— Start of Input for this task —

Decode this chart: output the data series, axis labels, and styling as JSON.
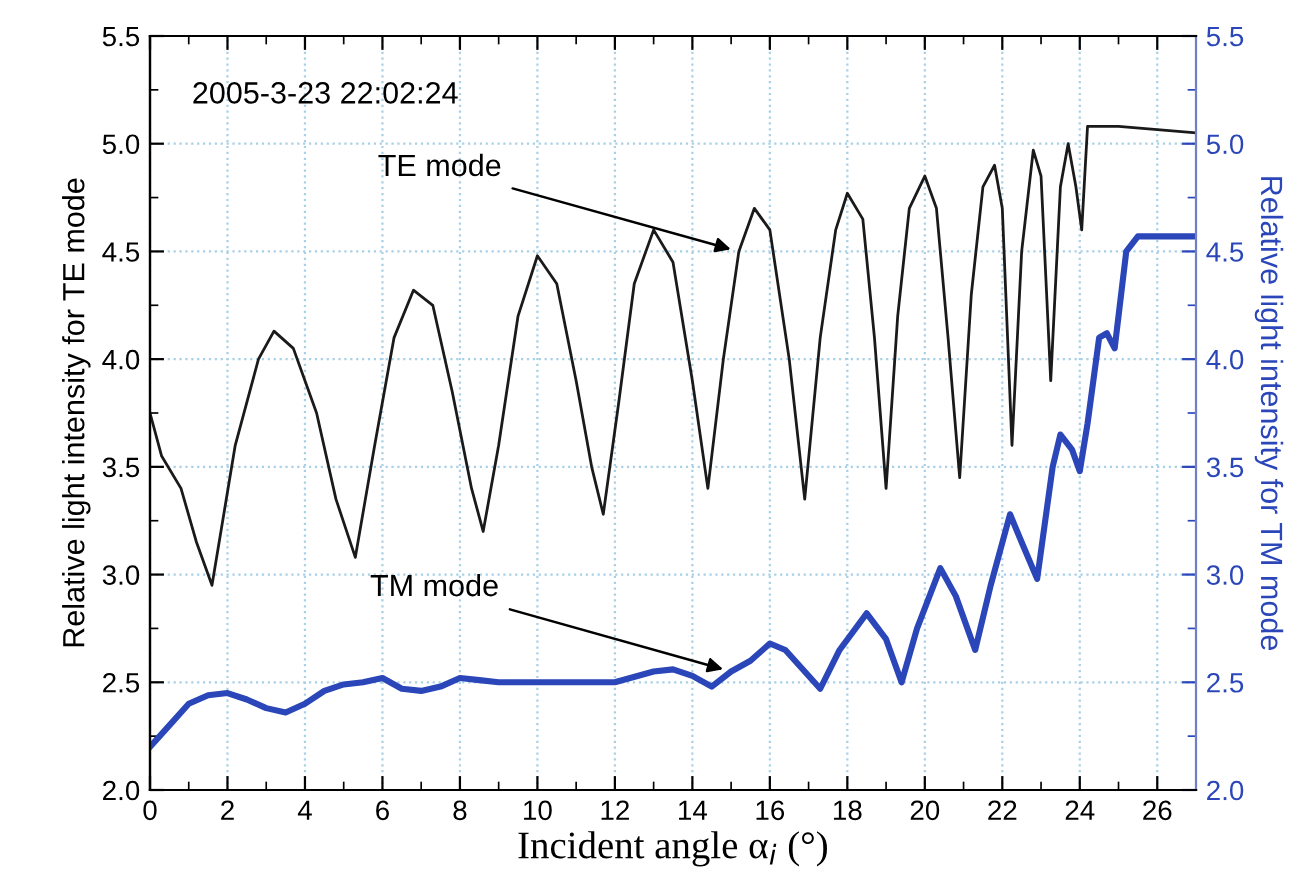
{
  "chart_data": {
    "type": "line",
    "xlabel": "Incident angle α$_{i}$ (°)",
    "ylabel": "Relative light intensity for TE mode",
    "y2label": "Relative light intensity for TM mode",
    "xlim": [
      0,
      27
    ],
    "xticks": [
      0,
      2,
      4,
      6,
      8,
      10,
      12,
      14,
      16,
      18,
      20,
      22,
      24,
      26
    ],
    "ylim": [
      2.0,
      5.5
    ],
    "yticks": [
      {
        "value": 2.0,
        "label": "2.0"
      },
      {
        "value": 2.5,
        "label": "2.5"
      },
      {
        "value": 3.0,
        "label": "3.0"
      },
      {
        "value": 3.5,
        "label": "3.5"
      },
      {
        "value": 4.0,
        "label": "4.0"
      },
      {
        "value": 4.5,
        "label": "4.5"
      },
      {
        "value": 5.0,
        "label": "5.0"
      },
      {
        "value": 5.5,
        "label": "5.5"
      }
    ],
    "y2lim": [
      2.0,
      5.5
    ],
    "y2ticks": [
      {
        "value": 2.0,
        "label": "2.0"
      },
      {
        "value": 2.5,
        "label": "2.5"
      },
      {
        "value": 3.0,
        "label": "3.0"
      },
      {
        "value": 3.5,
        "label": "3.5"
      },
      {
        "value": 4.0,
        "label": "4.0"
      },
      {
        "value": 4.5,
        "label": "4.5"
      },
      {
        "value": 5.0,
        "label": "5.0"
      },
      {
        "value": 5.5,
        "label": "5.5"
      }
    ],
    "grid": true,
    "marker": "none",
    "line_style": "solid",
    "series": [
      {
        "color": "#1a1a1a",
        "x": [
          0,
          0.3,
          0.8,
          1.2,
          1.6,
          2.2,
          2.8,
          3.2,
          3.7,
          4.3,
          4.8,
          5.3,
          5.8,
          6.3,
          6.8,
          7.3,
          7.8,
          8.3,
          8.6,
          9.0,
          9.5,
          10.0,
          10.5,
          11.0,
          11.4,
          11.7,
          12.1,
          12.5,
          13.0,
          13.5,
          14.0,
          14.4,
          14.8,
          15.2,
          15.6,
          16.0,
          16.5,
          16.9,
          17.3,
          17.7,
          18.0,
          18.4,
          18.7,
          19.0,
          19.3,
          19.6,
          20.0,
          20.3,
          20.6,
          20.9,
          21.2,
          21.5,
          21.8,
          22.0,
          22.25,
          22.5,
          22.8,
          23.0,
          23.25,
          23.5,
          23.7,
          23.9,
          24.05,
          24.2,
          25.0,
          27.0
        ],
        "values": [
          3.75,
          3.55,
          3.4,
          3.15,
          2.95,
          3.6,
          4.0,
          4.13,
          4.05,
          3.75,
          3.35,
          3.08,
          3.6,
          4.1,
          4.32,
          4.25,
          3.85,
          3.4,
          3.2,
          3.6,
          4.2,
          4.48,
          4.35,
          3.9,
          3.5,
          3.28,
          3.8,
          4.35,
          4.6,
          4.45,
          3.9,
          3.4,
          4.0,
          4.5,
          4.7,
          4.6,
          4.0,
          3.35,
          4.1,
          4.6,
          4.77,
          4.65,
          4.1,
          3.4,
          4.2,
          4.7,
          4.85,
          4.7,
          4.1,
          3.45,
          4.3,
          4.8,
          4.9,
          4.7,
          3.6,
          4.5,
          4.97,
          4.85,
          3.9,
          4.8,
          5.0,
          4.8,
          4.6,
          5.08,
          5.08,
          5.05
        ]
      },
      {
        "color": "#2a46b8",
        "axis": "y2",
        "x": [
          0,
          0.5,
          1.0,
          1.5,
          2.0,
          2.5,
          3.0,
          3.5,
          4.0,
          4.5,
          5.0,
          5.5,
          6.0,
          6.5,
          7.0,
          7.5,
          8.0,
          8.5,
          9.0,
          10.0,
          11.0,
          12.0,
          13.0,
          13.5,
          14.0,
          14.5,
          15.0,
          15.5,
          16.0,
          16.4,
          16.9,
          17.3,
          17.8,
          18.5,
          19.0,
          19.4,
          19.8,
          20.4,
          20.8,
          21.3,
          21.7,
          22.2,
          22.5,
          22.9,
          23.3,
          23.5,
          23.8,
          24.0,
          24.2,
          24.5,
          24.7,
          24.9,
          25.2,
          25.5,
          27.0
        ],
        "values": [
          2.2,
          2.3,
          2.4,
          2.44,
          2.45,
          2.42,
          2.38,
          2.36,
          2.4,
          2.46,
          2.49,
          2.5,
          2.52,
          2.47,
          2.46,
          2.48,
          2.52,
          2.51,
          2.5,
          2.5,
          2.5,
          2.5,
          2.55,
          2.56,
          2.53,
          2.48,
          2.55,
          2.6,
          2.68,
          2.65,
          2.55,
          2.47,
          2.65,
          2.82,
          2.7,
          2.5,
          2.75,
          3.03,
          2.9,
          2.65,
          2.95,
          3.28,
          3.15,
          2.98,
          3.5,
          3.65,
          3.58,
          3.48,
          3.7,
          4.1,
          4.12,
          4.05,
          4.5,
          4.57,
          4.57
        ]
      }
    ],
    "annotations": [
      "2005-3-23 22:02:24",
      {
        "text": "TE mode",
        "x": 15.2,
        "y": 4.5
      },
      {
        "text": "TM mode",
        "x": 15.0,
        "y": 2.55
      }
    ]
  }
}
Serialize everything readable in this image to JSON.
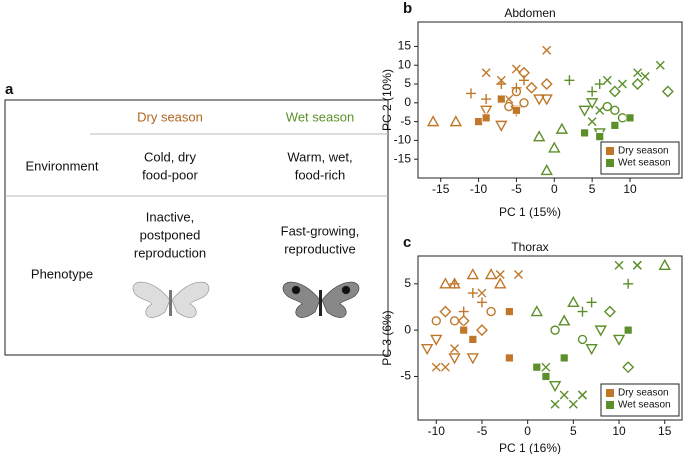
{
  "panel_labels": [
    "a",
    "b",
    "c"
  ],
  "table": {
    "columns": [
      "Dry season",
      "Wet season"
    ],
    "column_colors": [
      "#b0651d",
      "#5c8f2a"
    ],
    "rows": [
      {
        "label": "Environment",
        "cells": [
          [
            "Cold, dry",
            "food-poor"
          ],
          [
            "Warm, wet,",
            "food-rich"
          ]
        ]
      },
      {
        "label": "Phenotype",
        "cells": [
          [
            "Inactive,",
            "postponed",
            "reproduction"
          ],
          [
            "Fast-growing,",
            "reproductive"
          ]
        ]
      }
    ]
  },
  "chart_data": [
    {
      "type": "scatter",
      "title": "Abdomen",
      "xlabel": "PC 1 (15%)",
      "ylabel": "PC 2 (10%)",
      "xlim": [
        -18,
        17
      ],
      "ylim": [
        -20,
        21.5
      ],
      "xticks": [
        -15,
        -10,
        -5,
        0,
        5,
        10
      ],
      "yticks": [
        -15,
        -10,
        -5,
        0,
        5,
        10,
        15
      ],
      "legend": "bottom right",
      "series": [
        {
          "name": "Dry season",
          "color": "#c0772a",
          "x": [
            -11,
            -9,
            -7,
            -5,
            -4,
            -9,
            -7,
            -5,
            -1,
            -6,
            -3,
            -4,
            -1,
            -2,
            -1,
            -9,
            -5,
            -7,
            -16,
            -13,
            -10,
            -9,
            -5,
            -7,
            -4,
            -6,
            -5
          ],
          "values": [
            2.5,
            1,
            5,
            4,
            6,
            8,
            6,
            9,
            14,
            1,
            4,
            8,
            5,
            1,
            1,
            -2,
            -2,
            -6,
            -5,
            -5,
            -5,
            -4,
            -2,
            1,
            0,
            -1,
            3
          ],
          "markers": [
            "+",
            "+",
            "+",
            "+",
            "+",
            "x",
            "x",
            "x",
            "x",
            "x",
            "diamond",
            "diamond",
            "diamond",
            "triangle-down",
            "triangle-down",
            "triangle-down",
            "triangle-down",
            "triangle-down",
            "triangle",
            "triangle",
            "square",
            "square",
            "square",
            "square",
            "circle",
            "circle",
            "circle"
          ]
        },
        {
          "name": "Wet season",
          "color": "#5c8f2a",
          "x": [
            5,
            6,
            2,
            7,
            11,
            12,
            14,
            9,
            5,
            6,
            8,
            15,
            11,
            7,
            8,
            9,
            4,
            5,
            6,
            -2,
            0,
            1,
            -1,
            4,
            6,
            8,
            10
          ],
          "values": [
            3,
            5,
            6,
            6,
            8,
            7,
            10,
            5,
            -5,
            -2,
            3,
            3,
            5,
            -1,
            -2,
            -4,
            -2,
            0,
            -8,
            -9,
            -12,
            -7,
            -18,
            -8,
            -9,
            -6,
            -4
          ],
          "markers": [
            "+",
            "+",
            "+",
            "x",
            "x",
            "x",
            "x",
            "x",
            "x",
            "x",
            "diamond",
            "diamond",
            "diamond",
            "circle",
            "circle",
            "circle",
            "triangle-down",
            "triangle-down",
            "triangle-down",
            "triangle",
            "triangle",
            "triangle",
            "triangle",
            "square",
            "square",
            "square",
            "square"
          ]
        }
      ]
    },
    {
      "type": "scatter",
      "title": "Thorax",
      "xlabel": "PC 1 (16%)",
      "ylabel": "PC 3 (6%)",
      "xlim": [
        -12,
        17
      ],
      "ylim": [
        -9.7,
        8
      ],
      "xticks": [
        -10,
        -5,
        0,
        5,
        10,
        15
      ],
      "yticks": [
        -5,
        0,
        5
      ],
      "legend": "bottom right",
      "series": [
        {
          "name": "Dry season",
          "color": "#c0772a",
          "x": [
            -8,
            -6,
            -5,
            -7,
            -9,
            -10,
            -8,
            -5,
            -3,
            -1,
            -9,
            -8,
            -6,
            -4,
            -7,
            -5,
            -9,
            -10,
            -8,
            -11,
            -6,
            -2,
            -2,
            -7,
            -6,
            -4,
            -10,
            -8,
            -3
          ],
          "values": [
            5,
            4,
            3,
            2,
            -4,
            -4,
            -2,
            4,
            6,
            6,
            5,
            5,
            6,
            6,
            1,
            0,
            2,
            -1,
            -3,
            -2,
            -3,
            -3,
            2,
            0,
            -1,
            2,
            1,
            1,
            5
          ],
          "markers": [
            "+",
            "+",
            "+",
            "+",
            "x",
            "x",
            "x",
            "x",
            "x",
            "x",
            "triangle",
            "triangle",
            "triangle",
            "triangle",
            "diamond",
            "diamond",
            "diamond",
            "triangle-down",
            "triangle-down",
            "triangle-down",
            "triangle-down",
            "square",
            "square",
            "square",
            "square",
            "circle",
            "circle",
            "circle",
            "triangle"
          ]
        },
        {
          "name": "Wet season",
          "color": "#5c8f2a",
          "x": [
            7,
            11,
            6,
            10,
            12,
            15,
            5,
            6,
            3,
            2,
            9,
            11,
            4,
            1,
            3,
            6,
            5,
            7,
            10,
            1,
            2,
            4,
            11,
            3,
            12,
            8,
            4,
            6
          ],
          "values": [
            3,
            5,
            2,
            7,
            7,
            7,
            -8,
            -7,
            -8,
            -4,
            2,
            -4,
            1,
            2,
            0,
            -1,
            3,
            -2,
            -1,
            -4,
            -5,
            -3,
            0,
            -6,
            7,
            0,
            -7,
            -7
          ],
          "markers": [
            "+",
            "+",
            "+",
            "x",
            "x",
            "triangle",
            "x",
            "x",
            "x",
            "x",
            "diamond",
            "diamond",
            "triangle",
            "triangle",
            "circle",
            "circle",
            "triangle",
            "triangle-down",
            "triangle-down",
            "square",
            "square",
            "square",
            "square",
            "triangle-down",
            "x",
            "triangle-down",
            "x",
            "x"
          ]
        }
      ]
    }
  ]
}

— End of Input for this task —

Written problem: Within the listing above, find every line containing the string "xlabel" and return it.

The solution:
    "xlabel": "Incident angle α$_{i}$ (°)",
      "xlabel": "PC 1 (15%)",
      "xlabel": "PC 1 (16%)",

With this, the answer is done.